======== Entries shown ========

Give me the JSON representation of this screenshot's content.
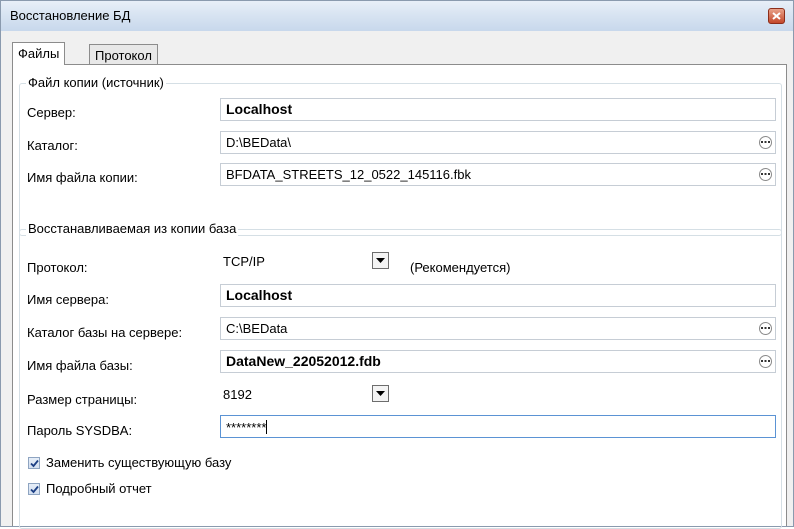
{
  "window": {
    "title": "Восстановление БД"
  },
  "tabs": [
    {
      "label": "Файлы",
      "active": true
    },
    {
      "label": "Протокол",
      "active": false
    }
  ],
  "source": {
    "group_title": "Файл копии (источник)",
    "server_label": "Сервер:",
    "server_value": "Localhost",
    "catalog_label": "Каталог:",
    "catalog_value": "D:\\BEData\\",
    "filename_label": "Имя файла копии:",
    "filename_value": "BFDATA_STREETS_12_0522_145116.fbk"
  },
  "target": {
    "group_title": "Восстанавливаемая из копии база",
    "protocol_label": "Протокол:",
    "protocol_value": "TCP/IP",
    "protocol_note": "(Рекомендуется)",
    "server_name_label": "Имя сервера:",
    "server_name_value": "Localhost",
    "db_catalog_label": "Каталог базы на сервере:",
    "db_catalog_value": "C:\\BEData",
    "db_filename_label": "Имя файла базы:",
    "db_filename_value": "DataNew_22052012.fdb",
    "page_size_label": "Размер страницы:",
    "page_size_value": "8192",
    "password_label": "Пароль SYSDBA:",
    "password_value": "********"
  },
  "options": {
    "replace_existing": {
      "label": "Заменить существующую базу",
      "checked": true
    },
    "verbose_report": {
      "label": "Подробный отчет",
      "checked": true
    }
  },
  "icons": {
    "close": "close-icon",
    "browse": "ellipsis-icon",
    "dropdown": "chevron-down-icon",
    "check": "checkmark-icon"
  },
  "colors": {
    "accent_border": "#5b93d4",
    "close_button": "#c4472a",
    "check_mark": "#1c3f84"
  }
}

========

== Given request ==
Check each line above for the string "Протокол", then copy the ones that have it.

== Written solution ==
      "label": "Протокол",
    "protocol_label": "Протокол:",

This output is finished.